» Texte proposé:
_ _ _

Vers des réseaux de soins à la française
Participant aux négociations sur l’encadrement des dépassements d’honoraires, la Mutualité s’est engagée à les financer, mais une autre négociation doit définir les conditions de cette participation. Il y a une énorme ambiguïté dans cette affaire. D’un coté, l’Etat, l’assurance-maladie et les médecins attendent des mutuelles qu’elles soient des payeurs aveugles auxquels on présente la facture qu’ils doivent payer sans barguigner. La Mutualité ne l’entend évidemment pas de cette oreille. Si elle entre dans le jeu, c’est pour être un assureur à part entière, c’est-à-dire un gestionnaire de risque. Pour ceux qui n’auraient pas compris, elle a abattu ses cartes et envoyé un coup de semonce avec la proposition de loi sur les réseaux de soins. Déposée par deux députés, ancien responsables de la Mutualité, ce texte comportait à peine 3 articles dont le plus important précisait que les mutuelles et les assurances complémentaires pouvaient moduler – en réalité augmenter – le niveau des remboursements « lorsque l’assuré choisit de recourir à un professionnel de santé, un établissement de santé ou un service de santé avec lequel les mutuelles ou les fédérations ont conclu une convention ». Face au tollé suscité par ce texte, la proposition a été amendée, avant d’être votée fin novembre, pour ne plus concerner que les dépenses d’optique. Il n’en reste pas moins que cette loi pose les bases de véritables réseaux de soins à la française dans lesquels médecins et établissements de soins seront agréés par l’assureur et exerceront sous son œil vigilant. Le message est clair et il faut être bien naïf pour croire que les complémentaires ouvriront leurs coffres sans contrepartie. Les prochaines négociations sur la solvabilisation des dépassements d’honoraires et plus généralement des prestations sanitaires non remboursées risquent d’être mouvementées.

_ _ _

» Entrées fournies:
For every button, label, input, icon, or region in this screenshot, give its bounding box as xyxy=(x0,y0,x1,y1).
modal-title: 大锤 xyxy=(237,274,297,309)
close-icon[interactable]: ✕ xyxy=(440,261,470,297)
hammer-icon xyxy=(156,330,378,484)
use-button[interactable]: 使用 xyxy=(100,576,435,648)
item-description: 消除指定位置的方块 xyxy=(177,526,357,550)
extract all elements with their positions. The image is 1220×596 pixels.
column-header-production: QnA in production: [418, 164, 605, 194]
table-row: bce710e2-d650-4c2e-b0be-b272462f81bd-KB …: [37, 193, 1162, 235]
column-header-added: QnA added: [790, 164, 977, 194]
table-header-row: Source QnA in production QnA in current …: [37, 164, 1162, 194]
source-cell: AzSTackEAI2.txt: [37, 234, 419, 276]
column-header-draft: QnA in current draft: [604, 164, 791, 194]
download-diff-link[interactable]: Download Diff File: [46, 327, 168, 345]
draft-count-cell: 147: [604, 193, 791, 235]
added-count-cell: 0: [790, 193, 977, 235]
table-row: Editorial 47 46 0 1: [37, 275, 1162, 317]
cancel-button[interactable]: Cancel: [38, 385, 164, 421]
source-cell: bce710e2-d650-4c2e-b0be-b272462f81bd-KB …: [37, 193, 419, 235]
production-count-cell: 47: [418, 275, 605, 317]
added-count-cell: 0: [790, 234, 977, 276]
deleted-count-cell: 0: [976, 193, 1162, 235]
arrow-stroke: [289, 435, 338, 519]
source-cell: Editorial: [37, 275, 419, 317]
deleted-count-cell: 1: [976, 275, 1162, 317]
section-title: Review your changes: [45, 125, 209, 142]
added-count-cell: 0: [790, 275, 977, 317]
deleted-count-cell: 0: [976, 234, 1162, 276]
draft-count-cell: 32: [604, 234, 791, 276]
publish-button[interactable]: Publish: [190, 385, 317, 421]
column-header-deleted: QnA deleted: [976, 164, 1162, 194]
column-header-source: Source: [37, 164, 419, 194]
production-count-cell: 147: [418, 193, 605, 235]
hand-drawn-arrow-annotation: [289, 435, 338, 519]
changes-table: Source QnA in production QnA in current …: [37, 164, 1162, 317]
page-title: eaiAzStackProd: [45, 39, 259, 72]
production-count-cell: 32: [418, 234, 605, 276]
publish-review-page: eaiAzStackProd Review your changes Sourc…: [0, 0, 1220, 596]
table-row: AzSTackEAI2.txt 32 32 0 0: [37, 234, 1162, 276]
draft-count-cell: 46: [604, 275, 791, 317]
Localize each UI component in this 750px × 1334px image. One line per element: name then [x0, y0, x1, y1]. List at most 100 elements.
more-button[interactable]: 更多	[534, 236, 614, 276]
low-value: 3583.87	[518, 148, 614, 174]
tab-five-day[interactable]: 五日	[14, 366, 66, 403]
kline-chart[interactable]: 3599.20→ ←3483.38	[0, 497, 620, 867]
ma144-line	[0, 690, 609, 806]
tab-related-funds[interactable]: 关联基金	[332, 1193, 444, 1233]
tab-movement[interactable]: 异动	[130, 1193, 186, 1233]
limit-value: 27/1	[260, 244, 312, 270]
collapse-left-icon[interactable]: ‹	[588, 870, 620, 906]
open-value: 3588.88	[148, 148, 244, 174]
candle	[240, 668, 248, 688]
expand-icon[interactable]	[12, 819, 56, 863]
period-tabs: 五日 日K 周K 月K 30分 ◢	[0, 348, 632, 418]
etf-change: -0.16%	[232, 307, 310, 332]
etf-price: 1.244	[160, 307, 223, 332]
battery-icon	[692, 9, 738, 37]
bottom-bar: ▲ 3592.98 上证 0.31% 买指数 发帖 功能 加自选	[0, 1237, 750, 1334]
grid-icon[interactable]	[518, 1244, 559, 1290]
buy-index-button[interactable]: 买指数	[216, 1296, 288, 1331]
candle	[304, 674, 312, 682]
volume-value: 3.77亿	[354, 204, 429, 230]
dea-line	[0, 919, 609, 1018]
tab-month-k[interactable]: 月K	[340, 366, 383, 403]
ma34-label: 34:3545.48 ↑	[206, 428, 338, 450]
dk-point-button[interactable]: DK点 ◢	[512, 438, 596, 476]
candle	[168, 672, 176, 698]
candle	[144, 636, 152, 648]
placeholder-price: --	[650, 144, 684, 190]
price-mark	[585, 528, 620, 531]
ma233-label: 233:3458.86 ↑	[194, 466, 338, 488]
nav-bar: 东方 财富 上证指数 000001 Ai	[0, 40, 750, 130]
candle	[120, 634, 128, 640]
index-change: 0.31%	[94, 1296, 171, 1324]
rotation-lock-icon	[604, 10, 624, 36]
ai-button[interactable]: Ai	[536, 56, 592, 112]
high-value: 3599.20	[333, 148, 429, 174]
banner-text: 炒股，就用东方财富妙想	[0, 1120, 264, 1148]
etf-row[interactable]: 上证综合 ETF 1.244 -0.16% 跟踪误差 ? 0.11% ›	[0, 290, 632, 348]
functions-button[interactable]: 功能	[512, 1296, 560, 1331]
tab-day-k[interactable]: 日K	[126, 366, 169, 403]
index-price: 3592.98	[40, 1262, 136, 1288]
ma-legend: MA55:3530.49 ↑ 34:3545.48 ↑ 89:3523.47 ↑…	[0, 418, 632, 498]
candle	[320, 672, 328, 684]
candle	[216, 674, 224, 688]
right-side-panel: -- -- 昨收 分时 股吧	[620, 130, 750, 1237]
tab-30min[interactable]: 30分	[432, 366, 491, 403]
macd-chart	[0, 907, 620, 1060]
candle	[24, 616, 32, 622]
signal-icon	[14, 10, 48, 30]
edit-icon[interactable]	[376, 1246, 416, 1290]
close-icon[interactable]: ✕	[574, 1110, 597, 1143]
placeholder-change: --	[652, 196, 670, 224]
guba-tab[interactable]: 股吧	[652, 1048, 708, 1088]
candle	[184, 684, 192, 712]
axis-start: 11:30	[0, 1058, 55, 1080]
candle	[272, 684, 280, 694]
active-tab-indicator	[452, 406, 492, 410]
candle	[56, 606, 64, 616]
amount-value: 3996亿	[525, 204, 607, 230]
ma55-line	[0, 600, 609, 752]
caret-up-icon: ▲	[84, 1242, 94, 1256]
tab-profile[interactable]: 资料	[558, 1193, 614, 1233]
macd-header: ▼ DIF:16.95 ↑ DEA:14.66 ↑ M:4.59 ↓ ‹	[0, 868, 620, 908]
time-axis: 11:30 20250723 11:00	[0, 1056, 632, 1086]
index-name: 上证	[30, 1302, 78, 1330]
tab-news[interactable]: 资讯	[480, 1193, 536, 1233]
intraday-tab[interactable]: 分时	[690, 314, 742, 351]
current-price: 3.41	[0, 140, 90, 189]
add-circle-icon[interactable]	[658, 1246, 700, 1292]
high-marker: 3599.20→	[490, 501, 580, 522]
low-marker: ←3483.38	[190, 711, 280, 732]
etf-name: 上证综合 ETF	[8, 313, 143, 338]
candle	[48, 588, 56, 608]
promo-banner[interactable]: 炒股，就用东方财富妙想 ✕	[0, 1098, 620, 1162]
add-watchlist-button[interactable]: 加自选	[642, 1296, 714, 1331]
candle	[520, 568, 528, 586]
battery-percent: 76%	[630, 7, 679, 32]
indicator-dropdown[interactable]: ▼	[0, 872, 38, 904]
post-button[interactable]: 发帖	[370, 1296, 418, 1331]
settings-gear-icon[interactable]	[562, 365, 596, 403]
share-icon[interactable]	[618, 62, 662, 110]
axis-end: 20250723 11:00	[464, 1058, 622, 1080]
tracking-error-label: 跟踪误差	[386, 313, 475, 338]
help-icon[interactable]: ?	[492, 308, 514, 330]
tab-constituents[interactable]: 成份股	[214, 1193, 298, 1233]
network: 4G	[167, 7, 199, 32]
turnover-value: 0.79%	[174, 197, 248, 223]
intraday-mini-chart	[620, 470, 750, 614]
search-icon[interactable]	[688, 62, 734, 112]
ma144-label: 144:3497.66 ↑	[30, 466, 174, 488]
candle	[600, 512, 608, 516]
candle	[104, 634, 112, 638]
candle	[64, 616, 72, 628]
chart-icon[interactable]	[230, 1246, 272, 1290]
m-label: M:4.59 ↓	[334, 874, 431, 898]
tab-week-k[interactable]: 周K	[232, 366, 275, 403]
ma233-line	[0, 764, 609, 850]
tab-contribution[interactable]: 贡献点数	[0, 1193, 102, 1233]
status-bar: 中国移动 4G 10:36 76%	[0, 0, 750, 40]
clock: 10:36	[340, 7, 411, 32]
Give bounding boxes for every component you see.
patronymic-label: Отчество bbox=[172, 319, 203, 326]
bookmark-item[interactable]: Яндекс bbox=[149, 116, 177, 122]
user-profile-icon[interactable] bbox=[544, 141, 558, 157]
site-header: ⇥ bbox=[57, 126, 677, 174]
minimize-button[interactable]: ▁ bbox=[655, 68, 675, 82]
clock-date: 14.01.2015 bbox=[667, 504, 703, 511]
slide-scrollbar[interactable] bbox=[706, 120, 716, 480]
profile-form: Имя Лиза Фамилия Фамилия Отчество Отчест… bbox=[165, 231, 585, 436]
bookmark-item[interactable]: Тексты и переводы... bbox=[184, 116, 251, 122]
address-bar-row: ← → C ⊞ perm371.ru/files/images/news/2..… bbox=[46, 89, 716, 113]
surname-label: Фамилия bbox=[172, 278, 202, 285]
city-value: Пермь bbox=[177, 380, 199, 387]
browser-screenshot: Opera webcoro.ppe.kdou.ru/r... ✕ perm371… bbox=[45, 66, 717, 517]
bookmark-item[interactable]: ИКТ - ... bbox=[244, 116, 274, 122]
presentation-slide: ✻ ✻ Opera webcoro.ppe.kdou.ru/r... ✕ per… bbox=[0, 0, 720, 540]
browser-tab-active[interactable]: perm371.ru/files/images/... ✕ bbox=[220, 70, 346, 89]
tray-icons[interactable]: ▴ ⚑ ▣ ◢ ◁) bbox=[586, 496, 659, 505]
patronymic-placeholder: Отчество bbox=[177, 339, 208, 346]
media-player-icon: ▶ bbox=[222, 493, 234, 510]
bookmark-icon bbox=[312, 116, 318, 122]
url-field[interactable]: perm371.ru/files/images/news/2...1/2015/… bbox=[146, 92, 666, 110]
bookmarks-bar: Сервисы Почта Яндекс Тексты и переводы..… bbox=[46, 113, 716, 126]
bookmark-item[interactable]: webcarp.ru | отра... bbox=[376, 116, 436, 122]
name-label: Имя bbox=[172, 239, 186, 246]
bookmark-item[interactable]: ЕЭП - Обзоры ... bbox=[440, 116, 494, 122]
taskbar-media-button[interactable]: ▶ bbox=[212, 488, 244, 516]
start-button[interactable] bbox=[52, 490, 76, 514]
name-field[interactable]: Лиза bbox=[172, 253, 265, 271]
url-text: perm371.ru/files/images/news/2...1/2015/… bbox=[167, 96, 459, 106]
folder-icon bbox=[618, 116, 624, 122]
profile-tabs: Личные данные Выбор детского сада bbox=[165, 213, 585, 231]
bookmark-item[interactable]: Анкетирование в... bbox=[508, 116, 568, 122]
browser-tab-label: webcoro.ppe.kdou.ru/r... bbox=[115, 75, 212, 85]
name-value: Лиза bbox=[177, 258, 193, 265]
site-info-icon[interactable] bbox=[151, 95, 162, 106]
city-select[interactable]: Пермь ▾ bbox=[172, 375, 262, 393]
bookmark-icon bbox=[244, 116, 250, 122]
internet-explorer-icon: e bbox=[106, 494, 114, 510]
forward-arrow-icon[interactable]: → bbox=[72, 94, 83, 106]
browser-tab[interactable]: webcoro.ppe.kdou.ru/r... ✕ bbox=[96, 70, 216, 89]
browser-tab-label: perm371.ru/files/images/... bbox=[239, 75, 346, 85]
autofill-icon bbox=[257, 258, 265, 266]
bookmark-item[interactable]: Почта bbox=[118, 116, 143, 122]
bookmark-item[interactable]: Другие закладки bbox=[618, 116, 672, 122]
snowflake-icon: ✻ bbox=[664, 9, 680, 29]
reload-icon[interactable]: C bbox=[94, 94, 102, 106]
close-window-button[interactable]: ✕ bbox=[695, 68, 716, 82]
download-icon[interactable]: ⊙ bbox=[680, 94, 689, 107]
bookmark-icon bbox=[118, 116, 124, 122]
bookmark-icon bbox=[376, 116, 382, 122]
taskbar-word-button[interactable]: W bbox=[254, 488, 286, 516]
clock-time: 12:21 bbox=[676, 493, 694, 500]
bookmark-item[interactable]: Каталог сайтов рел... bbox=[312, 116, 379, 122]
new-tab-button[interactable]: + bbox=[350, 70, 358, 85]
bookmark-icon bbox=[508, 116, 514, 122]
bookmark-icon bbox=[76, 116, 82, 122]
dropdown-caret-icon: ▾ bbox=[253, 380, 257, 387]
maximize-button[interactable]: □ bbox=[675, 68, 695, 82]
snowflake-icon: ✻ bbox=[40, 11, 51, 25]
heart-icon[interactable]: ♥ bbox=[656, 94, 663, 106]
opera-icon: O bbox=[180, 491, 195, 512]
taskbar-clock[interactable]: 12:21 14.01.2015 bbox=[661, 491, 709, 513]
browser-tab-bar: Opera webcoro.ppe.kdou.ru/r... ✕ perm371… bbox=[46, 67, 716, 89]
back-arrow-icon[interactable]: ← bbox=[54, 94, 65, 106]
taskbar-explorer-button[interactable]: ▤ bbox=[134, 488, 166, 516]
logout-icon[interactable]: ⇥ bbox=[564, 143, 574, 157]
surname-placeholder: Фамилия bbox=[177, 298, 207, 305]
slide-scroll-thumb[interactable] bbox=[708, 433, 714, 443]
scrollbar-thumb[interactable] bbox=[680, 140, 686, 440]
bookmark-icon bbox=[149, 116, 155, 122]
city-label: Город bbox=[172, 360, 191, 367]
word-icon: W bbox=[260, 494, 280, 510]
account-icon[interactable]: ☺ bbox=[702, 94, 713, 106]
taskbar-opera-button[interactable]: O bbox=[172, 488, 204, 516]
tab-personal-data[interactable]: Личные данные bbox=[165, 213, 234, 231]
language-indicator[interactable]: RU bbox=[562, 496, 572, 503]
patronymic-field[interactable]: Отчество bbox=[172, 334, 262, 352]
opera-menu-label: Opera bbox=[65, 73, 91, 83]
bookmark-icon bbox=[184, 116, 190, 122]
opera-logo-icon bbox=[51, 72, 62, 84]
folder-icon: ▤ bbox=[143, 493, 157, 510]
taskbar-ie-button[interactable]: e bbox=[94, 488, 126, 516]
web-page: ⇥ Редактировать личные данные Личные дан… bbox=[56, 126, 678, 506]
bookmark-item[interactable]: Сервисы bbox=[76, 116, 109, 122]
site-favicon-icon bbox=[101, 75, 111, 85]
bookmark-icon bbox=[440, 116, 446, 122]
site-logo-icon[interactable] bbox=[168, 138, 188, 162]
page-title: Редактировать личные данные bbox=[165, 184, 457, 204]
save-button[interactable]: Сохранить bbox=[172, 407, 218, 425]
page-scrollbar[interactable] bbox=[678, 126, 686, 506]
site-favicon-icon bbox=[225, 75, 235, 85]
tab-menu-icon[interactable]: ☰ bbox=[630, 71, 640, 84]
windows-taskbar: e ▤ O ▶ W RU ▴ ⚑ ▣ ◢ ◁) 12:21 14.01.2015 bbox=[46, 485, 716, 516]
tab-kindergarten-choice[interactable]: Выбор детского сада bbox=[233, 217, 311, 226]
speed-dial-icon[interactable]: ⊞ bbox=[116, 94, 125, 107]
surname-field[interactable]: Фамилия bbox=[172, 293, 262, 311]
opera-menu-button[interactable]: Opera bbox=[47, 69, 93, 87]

_ _ _

» Travail demandé:
1: D'après le texte sur les réseaux de soins, à quel type de dépenses la proposition de loi a-t-elle été restreinte après son amendement ?
2: Indiquez, s'il vous plaît, si chacune des affirmations suivantes concorde avec le texte sur les réseaux de soins, en justifiant par une citation de celui-ci : (a) la proposition de loi a été déposée par deux députés ; (b) la proposition a été votée fin décembre ; (c) le texte initial comptait une dizaine d'articles.

» Réponses attendues:
1: Aux seules dépenses d'optique.

2:
(a) Oui : « Déposée par deux députés, ancien responsables de la Mutualité ».
(b) Non : « avant d’être votée fin novembre ».
(c) Non : « ce texte comportait à peine 3 articles ».